**Challenge**
Set down exactly the lines from the one containing "Give me a plain-text" through the last line of the records below, both included, and nothing else.

Collection entries:
☆ ☆ ☆

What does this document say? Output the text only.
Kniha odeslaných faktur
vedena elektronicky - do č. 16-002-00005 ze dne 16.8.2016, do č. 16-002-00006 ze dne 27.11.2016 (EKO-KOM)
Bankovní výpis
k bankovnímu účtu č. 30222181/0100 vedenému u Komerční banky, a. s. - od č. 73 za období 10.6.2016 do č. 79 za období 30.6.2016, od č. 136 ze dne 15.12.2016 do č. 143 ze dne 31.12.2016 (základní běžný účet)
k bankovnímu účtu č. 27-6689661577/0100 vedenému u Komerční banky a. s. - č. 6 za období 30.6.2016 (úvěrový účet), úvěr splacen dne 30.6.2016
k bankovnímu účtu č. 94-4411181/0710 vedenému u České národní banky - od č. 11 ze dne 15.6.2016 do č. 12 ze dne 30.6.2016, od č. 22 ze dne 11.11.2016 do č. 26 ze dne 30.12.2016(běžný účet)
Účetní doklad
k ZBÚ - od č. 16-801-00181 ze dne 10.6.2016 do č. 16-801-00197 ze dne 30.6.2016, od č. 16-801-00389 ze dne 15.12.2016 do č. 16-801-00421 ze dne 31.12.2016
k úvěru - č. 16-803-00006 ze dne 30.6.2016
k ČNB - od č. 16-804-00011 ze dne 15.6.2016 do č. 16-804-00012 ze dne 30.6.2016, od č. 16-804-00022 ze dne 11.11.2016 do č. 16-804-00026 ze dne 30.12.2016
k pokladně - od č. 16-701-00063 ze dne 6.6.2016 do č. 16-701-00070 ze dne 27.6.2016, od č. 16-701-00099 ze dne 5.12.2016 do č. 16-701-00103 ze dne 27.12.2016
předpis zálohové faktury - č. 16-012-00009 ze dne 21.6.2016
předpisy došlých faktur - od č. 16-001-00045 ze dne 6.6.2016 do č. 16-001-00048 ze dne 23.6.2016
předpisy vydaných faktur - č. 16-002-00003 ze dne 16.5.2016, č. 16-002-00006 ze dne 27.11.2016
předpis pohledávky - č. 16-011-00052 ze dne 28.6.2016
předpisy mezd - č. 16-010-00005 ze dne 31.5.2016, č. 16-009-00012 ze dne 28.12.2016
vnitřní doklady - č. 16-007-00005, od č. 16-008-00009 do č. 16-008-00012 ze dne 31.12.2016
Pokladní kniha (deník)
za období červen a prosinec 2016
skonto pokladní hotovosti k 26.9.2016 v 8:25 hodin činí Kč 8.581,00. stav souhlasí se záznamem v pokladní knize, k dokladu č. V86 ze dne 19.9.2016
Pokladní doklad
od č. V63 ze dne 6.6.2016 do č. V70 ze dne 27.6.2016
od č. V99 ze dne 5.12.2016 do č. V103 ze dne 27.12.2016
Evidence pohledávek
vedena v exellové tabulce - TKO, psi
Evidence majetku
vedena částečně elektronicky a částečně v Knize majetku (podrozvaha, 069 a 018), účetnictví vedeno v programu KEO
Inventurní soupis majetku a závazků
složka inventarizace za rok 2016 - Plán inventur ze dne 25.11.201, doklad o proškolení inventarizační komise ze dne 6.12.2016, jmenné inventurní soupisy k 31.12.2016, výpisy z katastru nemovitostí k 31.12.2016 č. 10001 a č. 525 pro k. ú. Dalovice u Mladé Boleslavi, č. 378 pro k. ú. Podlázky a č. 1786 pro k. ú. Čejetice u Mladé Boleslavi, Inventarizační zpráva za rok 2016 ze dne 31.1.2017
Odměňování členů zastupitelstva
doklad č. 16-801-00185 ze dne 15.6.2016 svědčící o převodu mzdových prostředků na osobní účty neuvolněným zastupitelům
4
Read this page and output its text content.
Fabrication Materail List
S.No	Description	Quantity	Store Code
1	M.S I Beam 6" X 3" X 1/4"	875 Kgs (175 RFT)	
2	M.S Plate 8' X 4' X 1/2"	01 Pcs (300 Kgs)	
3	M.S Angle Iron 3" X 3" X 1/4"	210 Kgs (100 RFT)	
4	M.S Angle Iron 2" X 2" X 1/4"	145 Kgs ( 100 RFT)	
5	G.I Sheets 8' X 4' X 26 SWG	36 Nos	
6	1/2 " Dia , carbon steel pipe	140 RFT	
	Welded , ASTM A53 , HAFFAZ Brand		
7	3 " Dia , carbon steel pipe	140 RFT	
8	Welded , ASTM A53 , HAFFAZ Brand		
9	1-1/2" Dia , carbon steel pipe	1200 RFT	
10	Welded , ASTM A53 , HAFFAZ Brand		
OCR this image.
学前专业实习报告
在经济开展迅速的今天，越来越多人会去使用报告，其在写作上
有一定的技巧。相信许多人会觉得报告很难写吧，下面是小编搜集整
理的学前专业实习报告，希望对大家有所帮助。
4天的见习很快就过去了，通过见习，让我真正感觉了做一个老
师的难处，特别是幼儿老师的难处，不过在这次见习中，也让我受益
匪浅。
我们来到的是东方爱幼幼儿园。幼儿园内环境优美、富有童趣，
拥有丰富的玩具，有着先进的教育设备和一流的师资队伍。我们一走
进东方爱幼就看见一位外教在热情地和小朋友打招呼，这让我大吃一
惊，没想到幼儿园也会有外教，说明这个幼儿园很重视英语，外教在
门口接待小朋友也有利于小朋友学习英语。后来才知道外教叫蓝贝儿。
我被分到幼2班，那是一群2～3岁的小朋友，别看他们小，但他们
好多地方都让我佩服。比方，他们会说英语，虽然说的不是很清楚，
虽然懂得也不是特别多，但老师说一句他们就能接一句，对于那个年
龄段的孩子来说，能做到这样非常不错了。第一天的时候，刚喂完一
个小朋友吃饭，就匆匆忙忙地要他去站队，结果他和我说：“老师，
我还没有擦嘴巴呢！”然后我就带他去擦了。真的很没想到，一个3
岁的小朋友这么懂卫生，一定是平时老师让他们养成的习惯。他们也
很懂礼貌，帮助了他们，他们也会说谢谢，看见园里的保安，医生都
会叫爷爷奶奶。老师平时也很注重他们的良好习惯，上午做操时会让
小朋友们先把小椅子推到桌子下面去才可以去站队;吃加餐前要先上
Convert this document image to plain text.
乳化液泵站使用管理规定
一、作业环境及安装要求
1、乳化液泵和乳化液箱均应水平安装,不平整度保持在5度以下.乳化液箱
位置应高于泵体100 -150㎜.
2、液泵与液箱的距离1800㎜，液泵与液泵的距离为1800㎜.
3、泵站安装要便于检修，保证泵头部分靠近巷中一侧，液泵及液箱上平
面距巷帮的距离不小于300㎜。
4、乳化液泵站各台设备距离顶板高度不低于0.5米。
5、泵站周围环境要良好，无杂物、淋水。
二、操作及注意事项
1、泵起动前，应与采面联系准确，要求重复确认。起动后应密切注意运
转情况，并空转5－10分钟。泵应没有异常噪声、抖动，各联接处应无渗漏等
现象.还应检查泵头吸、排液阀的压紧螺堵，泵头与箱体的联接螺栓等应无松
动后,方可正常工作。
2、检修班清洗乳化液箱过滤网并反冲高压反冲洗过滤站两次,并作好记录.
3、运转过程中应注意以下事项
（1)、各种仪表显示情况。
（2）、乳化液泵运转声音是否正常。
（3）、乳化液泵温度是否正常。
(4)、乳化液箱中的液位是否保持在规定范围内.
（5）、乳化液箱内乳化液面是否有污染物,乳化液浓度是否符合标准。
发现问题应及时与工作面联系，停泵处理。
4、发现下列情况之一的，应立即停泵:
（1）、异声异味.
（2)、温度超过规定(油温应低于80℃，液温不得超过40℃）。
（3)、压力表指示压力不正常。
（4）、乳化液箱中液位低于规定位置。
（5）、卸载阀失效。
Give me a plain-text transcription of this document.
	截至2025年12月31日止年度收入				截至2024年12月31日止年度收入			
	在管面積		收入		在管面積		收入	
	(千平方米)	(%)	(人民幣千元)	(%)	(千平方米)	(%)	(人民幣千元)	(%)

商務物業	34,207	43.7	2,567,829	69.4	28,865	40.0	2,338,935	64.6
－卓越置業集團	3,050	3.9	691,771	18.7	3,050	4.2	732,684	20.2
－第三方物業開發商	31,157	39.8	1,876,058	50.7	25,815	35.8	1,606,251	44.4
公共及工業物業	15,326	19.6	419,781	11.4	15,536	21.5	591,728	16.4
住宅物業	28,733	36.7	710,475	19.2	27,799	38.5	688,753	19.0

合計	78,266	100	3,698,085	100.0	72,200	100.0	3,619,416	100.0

☆ ☆ ☆

**Solution to this task**
Give me a plain-text transcription of this document.
	截至2025年12月31日止年度收入				截至2024年12月31日止年度收入			
	在管面積		收入		在管面積		收入	
	(千平方米)	(%)	(人民幣千元)	(%)	(千平方米)	(%)	(人民幣千元)	(%)

商務物業	34,207	43.7	2,567,829	69.4	28,865	40.0	2,338,935	64.6
－卓越置業集團	3,050	3.9	691,771	18.7	3,050	4.2	732,684	20.2
－第三方物業開發商	31,157	39.8	1,876,058	50.7	25,815	35.8	1,606,251	44.4
公共及工業物業	15,326	19.6	419,781	11.4	15,536	21.5	591,728	16.4
住宅物業	28,733	36.7	710,475	19.2	27,799	38.5	688,753	19.0

合計	78,266	100	3,698,085	100.0	72,200	100.0	3,619,416	100.0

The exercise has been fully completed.